** Input **
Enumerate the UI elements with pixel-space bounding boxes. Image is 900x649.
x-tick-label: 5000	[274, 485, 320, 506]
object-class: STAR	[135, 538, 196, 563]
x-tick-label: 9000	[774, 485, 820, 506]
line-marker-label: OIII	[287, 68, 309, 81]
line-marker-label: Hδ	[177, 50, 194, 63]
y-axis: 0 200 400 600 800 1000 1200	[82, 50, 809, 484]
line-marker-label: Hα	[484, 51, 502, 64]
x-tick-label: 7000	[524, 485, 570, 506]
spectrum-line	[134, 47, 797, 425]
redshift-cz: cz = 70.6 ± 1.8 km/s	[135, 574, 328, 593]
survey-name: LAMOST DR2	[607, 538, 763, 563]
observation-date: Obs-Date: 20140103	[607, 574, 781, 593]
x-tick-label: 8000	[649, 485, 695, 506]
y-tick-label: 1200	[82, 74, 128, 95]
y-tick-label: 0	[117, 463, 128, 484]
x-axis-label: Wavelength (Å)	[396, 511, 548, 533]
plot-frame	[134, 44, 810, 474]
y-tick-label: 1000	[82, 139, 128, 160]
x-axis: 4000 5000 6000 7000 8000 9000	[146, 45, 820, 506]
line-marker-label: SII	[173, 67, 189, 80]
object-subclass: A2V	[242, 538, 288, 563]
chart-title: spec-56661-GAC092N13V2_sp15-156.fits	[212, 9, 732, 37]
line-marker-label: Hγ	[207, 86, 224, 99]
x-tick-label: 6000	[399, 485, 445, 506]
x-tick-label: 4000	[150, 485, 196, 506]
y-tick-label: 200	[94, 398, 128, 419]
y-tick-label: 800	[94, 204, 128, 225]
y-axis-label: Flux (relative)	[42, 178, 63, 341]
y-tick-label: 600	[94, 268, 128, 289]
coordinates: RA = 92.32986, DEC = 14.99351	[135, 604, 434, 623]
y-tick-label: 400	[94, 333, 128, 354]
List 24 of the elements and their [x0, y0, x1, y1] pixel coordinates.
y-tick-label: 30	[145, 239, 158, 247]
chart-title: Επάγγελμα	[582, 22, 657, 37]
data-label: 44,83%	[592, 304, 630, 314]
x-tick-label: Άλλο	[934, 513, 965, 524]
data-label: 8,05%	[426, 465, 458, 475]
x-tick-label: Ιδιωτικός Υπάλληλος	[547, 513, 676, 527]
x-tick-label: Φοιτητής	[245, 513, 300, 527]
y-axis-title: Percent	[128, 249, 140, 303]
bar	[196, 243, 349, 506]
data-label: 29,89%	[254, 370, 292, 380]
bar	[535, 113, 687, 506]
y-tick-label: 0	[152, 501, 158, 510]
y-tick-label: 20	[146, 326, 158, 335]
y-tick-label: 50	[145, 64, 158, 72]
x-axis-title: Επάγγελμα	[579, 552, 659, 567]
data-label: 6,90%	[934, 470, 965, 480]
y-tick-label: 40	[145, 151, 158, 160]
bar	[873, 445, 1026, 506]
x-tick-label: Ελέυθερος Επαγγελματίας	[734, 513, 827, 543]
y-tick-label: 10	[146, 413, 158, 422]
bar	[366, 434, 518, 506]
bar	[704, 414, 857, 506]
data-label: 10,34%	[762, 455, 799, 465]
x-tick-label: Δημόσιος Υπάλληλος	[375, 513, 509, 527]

** Exercise objective **
Copy out both records again, replacing each "x-tick-label" with "x-axis-tick" and keeping everything else the same.

** Result of this task **
Enumerate the UI elements with pixel-space bounding boxes. Image is 900x649.
x-axis-tick: 5000	[274, 485, 320, 506]
object-class: STAR	[135, 538, 196, 563]
x-axis-tick: 9000	[774, 485, 820, 506]
line-marker-label: OIII	[287, 68, 309, 81]
line-marker-label: Hδ	[177, 50, 194, 63]
y-axis: 0 200 400 600 800 1000 1200	[82, 50, 809, 484]
line-marker-label: Hα	[484, 51, 502, 64]
x-axis-tick: 7000	[524, 485, 570, 506]
spectrum-line	[134, 47, 797, 425]
redshift-cz: cz = 70.6 ± 1.8 km/s	[135, 574, 328, 593]
survey-name: LAMOST DR2	[607, 538, 763, 563]
observation-date: Obs-Date: 20140103	[607, 574, 781, 593]
x-axis-tick: 8000	[649, 485, 695, 506]
y-tick-label: 1200	[82, 74, 128, 95]
y-tick-label: 0	[117, 463, 128, 484]
x-axis-label: Wavelength (Å)	[396, 511, 548, 533]
plot-frame	[134, 44, 810, 474]
y-tick-label: 1000	[82, 139, 128, 160]
x-axis: 4000 5000 6000 7000 8000 9000	[146, 45, 820, 506]
line-marker-label: SII	[173, 67, 189, 80]
object-subclass: A2V	[242, 538, 288, 563]
chart-title: spec-56661-GAC092N13V2_sp15-156.fits	[212, 9, 732, 37]
line-marker-label: Hγ	[207, 86, 224, 99]
x-axis-tick: 6000	[399, 485, 445, 506]
x-axis-tick: 4000	[150, 485, 196, 506]
y-tick-label: 200	[94, 398, 128, 419]
y-tick-label: 800	[94, 204, 128, 225]
y-axis-label: Flux (relative)	[42, 178, 63, 341]
y-tick-label: 600	[94, 268, 128, 289]
coordinates: RA = 92.32986, DEC = 14.99351	[135, 604, 434, 623]
y-tick-label: 400	[94, 333, 128, 354]
List 24 of the elements and their [x0, y0, x1, y1] pixel coordinates.
y-tick-label: 30	[145, 239, 158, 247]
chart-title: Επάγγελμα	[582, 22, 657, 37]
data-label: 44,83%	[592, 304, 630, 314]
x-axis-tick: Άλλο	[934, 513, 965, 524]
data-label: 8,05%	[426, 465, 458, 475]
x-axis-tick: Ιδιωτικός Υπάλληλος	[547, 513, 676, 527]
x-axis-tick: Φοιτητής	[245, 513, 300, 527]
y-axis-title: Percent	[128, 249, 140, 303]
bar	[196, 243, 349, 506]
data-label: 29,89%	[254, 370, 292, 380]
bar	[535, 113, 687, 506]
y-tick-label: 0	[152, 501, 158, 510]
y-tick-label: 20	[146, 326, 158, 335]
y-tick-label: 50	[145, 64, 158, 72]
x-axis-title: Επάγγελμα	[579, 552, 659, 567]
data-label: 6,90%	[934, 470, 965, 480]
y-tick-label: 40	[145, 151, 158, 160]
bar	[873, 445, 1026, 506]
x-axis-tick: Ελέυθερος Επαγγελματίας	[734, 513, 827, 543]
y-tick-label: 10	[146, 413, 158, 422]
bar	[366, 434, 518, 506]
bar	[704, 414, 857, 506]
data-label: 10,34%	[762, 455, 799, 465]
x-axis-tick: Δημόσιος Υπάλληλος	[375, 513, 509, 527]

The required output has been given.